WRITTEN PROBLEM
Filter this data down to the lines that hold "responsable", and copy them.

INPUT FOR THIS TASK

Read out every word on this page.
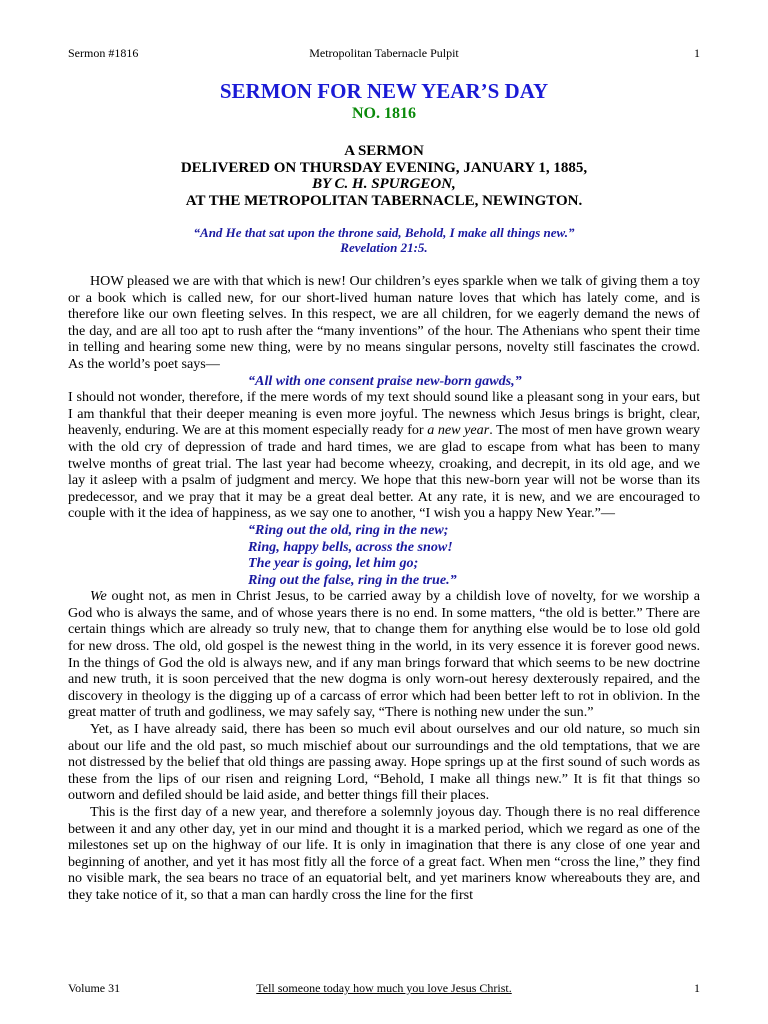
Sermon #1816	Metropolitan Tabernacle Pulpit	1
SERMON FOR NEW YEAR’S DAY
NO. 1816
A SERMON
DELIVERED ON THURSDAY EVENING, JANUARY 1, 1885,
BY C. H. SPURGEON,
AT THE METROPOLITAN TABERNACLE, NEWINGTON.
“And He that sat upon the throne said, Behold, I make all things new.”
Revelation 21:5.

HOW pleased we are with that which is new! Our children’s eyes sparkle when we talk of giving them a toy or a book which is called new, for our short-lived human nature loves that which has lately come, and is therefore like our own fleeting selves. In this respect, we are all children, for we eagerly demand the news of the day, and are all too apt to rush after the “many inventions” of the hour. The Athenians who spent their time in telling and hearing some new thing, were by no means singular persons, novelty still fascinates the crowd. As the world’s poet says—

“All with one consent praise new-born gawds,”

I should not wonder, therefore, if the mere words of my text should sound like a pleasant song in your ears, but I am thankful that their deeper meaning is even more joyful. The newness which Jesus brings is bright, clear, heavenly, enduring. We are at this moment especially ready for a new year. The most of men have grown weary with the old cry of depression of trade and hard times, we are glad to escape from what has been to many twelve months of great trial. The last year had become wheezy, croaking, and decrepit, in its old age, and we lay it asleep with a psalm of judgment and mercy. We hope that this new-born year will not be worse than its predecessor, and we pray that it may be a great deal better. At any rate, it is new, and we are encouraged to couple with it the idea of happiness, as we say one to another, “I wish you a happy New Year.”—

“Ring out the old, ring in the new;
Ring, happy bells, across the snow!
The year is going, let him go;
Ring out the false, ring in the true.”

We ought not, as men in Christ Jesus, to be carried away by a childish love of novelty, for we worship a God who is always the same, and of whose years there is no end. In some matters, “the old is better.” There are certain things which are already so truly new, that to change them for anything else would be to lose old gold for new dross. The old, old gospel is the newest thing in the world, in its very essence it is forever good news. In the things of God the old is always new, and if any man brings forward that which seems to be new doctrine and new truth, it is soon perceived that the new dogma is only worn-out heresy dexterously repaired, and the discovery in theology is the digging up of a carcass of error which had been better left to rot in oblivion. In the great matter of truth and godliness, we may safely say, “There is nothing new under the sun.”

Yet, as I have already said, there has been so much evil about ourselves and our old nature, so much sin about our life and the old past, so much mischief about our surroundings and the old temptations, that we are not distressed by the belief that old things are passing away. Hope springs up at the first sound of such words as these from the lips of our risen and reigning Lord, “Behold, I make all things new.” It is fit that things so outworn and defiled should be laid aside, and better things fill their places.

This is the first day of a new year, and therefore a solemnly joyous day. Though there is no real difference between it and any other day, yet in our mind and thought it is a marked period, which we regard as one of the milestones set up on the highway of our life. It is only in imagination that there is any close of one year and beginning of another, and yet it has most fitly all the force of a great fact. When men “cross the line,” they find no visible mark, the sea bears no trace of an equatorial belt, and yet mariners know whereabouts they are, and they take notice of it, so that a man can hardly cross the line for the first

Volume 31	Tell someone today how much you love Jesus Christ.	1
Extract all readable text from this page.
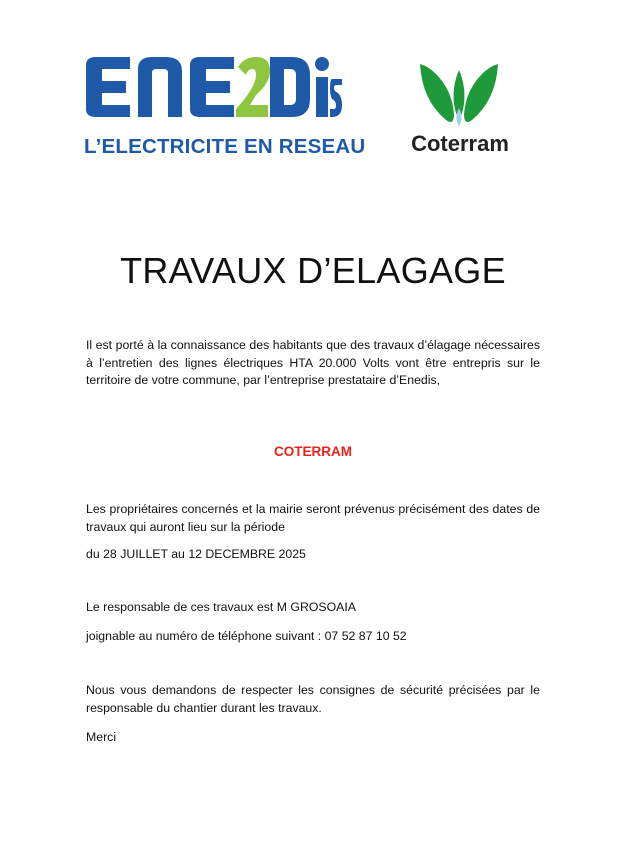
L’ELECTRICITE EN RESEAU	Coterram
TRAVAUX D’ELAGAGE
Il est porté à la connaissance des habitants que des travaux d’élagage nécessaires à l’entretien des lignes électriques HTA 20.000 Volts vont être entrepris sur le territoire de votre commune, par l’entreprise prestataire d’Enedis,
COTERRAM
Les propriétaires concernés et la mairie seront prévenus précisément des dates de travaux qui auront lieu sur la période
du 28 JUILLET au 12 DECEMBRE 2025
Le responsable de ces travaux est M GROSOAIA
joignable au numéro de téléphone suivant : 07 52 87 10 52
Nous vous demandons de respecter les consignes de sécurité précisées par le responsable du chantier durant les travaux.
Merci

OUTPUT OF THE TASK
Le responsable de ces travaux est M GROSOAIA
Nous vous demandons de respecter les consignes de sécurité précisées par le responsable du chantier durant les travaux.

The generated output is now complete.